> [Task description]
Skip the pictures. Repeat everything else in the records word for word.

[Data entries for graphics]
>> START

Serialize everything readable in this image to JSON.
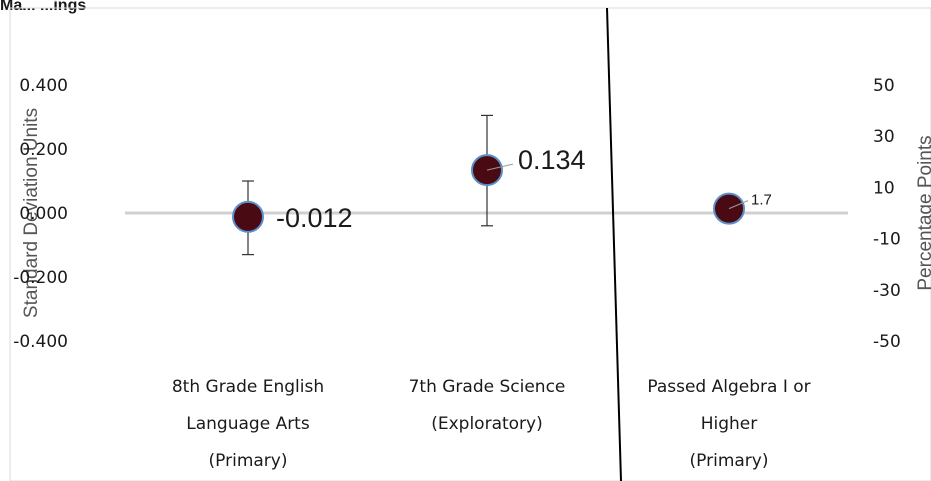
{
  "title_fragment": "Ma... ...ings",
  "chart_data": [
    {
      "type": "scatter",
      "ylabel": "Standard Deviation Units",
      "ylim": [
        -0.4,
        0.4
      ],
      "yticks": [
        "0.400",
        "0.200",
        "0.000",
        "-0.200",
        "-0.400"
      ],
      "categories": [
        "8th Grade English Language Arts (Primary)",
        "7th Grade Science (Exploratory)"
      ],
      "category_lines": [
        [
          "8th Grade English",
          "Language Arts",
          "(Primary)"
        ],
        [
          "7th Grade Science",
          "(Exploratory)"
        ]
      ],
      "values": [
        -0.012,
        0.134
      ],
      "data_labels": [
        "-0.012",
        "0.134"
      ],
      "error_low": [
        -0.13,
        -0.04
      ],
      "error_high": [
        0.1,
        0.305
      ]
    },
    {
      "type": "scatter",
      "ylabel": "Percentage Points",
      "ylim": [
        -50,
        50
      ],
      "yticks": [
        "50",
        "30",
        "10",
        "-10",
        "-30",
        "-50"
      ],
      "categories": [
        "Passed Algebra I or Higher (Primary)"
      ],
      "category_lines": [
        [
          "Passed Algebra I or",
          "Higher",
          "(Primary)"
        ]
      ],
      "values": [
        1.7
      ],
      "data_labels": [
        "1.7"
      ],
      "error_low": [
        -3.5
      ],
      "error_high": [
        6.5
      ]
    }
  ],
  "colors": {
    "marker_fill": "#4a0a14",
    "marker_stroke": "#5b8fc9",
    "zero_line": "#d0d0d0",
    "divider": "#000000",
    "frame": "#d9d9d9"
  }
}
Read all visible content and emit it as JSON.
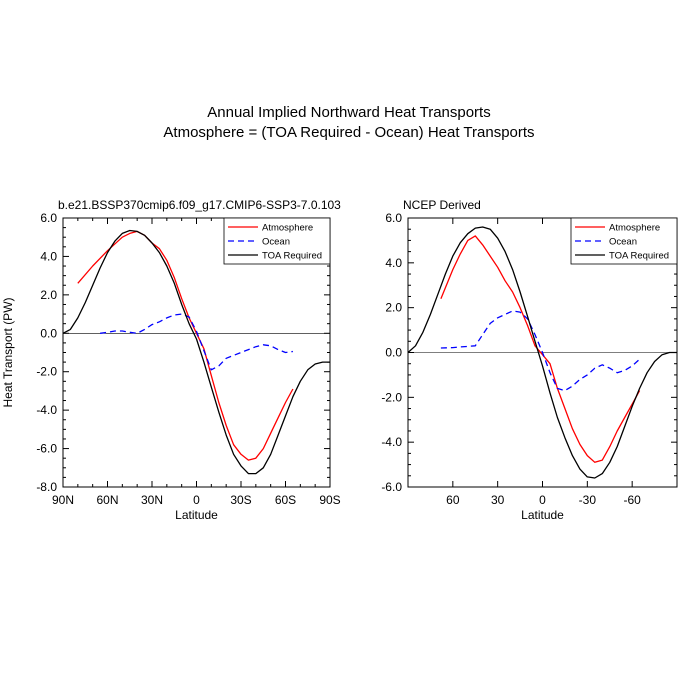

>> END

> [Solution]
Serialize everything readable in this image to JSON.
{
  "title_fragment": "Ma... ...ings",
  "chart_data": [
    {
      "type": "scatter",
      "ylabel": "Standard Deviation Units",
      "ylim": [
        -0.4,
        0.4
      ],
      "yticks": [
        "0.400",
        "0.200",
        "0.000",
        "-0.200",
        "-0.400"
      ],
      "categories": [
        "8th Grade English Language Arts (Primary)",
        "7th Grade Science (Exploratory)"
      ],
      "category_lines": [
        [
          "8th Grade English",
          "Language Arts",
          "(Primary)"
        ],
        [
          "7th Grade Science",
          "(Exploratory)"
        ]
      ],
      "values": [
        -0.012,
        0.134
      ],
      "data_labels": [
        "-0.012",
        "0.134"
      ],
      "error_low": [
        -0.13,
        -0.04
      ],
      "error_high": [
        0.1,
        0.305
      ]
    },
    {
      "type": "scatter",
      "ylabel": "Percentage Points",
      "ylim": [
        -50,
        50
      ],
      "yticks": [
        "50",
        "30",
        "10",
        "-10",
        "-30",
        "-50"
      ],
      "categories": [
        "Passed Algebra I or Higher (Primary)"
      ],
      "category_lines": [
        [
          "Passed Algebra I or",
          "Higher",
          "(Primary)"
        ]
      ],
      "values": [
        1.7
      ],
      "data_labels": [
        "1.7"
      ],
      "error_low": [
        -3.5
      ],
      "error_high": [
        6.5
      ]
    }
  ],
  "colors": {
    "marker_fill": "#4a0a14",
    "marker_stroke": "#5b8fc9",
    "zero_line": "#d0d0d0",
    "divider": "#000000",
    "frame": "#d9d9d9"
  }
}
Read all visible content and emit it as JSON.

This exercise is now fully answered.